• **Goal**:
Copy out all lines carrying the word "companies".
:: Given records
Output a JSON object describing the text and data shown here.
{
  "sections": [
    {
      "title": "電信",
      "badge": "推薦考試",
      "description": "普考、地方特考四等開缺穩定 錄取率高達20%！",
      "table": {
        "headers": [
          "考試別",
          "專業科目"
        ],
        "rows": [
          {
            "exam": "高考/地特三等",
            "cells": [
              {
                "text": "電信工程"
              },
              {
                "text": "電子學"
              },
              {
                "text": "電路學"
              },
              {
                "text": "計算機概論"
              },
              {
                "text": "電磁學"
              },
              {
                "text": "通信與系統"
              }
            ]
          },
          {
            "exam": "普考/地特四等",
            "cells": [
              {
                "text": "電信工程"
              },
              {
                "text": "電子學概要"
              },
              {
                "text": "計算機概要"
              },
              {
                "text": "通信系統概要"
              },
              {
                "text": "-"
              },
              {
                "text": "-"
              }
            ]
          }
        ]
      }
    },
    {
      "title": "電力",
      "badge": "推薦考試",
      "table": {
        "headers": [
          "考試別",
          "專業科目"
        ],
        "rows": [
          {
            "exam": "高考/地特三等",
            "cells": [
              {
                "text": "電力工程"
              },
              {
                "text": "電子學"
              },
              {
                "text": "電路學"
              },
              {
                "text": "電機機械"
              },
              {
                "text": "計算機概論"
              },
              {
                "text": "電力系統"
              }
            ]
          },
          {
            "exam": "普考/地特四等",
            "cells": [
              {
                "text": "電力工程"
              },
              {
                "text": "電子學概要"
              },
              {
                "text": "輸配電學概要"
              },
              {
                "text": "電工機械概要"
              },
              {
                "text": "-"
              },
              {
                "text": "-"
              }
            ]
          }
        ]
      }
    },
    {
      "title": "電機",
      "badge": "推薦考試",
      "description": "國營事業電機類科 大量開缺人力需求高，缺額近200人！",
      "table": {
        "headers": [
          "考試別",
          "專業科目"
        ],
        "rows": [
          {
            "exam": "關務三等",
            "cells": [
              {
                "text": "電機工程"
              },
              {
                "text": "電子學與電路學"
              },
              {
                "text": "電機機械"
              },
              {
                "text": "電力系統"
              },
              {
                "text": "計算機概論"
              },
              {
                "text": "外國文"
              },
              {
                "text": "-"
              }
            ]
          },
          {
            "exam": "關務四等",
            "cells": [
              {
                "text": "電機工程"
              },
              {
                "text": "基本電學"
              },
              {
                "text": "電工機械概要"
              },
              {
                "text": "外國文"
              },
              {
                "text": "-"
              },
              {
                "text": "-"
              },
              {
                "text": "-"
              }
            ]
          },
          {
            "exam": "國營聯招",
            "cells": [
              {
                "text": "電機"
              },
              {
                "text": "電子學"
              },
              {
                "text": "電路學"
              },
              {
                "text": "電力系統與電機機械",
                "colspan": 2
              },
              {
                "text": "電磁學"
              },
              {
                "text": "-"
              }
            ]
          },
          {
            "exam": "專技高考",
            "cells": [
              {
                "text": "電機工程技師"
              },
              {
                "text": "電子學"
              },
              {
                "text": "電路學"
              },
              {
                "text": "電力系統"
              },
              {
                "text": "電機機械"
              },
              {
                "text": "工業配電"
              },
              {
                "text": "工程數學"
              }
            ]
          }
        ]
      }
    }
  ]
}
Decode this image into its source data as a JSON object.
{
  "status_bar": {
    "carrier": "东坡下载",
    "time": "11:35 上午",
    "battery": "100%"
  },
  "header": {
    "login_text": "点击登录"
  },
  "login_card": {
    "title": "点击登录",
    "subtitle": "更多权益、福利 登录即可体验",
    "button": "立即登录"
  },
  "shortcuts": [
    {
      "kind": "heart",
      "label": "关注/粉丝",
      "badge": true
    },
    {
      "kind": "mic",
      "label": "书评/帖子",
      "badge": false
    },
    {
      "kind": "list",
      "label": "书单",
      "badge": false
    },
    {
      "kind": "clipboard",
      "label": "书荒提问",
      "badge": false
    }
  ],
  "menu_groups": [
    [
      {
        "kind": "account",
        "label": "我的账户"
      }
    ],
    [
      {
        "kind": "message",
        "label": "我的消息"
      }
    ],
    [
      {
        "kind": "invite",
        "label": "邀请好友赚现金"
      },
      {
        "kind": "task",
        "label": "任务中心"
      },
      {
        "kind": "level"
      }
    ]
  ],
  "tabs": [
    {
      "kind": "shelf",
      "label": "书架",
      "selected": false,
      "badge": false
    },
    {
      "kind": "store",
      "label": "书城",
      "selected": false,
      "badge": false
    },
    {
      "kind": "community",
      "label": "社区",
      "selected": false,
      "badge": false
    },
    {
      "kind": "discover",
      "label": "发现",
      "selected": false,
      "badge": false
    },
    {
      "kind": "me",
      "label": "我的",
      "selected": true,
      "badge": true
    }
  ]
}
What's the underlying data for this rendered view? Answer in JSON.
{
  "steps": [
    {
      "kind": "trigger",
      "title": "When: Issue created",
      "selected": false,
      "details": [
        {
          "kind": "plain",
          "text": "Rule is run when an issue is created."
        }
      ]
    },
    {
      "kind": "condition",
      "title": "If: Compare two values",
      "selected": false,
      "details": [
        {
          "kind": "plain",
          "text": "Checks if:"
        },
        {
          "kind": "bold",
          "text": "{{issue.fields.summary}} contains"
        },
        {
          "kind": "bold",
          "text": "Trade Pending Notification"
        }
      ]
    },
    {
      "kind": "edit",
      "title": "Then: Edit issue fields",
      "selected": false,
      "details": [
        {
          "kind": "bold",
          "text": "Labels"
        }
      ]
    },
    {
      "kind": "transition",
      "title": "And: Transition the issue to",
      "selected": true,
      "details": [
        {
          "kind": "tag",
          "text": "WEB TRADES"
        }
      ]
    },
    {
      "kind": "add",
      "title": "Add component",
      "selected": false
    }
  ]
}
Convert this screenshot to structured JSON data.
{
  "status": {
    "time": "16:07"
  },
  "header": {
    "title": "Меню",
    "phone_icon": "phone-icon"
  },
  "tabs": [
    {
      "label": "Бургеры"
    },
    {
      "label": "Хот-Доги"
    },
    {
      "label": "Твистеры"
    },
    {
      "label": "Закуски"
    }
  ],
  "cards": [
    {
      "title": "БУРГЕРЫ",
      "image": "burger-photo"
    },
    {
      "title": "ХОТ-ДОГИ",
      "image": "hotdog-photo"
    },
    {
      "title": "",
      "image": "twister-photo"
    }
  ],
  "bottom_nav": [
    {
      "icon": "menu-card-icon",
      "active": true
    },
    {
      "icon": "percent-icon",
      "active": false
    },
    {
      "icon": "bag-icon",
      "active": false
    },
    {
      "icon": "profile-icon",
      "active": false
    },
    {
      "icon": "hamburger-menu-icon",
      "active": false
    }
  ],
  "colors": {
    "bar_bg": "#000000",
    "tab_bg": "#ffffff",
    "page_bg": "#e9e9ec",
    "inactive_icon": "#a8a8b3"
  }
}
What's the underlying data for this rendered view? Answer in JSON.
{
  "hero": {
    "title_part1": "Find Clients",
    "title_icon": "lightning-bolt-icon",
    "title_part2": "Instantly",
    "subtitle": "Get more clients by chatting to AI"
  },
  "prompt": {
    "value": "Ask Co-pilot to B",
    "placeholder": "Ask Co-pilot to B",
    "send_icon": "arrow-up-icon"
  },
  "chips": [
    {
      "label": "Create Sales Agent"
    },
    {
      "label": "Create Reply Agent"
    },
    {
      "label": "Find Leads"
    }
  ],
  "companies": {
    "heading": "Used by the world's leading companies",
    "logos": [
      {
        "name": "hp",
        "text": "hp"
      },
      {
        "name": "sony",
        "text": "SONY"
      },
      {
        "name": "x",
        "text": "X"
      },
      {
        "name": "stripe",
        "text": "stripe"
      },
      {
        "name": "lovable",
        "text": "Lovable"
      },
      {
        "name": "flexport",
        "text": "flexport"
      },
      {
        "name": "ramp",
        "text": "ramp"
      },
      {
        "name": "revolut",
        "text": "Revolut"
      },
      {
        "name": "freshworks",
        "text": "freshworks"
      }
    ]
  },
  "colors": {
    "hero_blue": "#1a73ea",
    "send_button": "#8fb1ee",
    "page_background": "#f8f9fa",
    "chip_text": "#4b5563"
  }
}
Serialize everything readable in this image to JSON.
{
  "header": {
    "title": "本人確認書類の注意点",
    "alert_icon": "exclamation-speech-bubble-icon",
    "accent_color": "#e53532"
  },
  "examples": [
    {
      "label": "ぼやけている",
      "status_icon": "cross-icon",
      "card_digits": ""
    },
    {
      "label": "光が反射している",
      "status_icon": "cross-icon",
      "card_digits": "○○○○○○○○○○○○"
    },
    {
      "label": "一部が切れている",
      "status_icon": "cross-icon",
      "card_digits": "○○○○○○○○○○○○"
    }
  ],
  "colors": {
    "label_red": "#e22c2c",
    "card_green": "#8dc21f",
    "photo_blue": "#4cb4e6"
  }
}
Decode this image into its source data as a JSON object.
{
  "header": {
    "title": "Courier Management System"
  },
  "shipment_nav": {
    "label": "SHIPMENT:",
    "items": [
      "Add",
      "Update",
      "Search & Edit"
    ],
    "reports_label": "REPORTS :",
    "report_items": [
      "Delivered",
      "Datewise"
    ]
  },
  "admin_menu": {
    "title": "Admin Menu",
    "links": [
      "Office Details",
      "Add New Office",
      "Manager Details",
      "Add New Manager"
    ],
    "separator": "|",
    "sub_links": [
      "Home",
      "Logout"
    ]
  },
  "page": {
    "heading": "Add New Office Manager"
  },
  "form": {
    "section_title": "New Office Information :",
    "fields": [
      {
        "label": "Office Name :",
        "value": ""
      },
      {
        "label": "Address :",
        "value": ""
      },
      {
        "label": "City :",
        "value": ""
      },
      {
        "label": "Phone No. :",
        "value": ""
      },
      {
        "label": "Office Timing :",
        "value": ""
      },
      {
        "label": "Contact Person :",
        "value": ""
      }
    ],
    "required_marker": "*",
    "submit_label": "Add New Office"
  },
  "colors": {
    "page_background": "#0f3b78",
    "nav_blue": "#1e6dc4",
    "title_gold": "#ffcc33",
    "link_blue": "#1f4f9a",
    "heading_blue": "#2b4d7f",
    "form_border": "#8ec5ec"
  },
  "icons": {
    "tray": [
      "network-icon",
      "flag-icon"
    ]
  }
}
::::
• **Task solution**:
  "companies": {
    "heading": "Used by the world's leading companies",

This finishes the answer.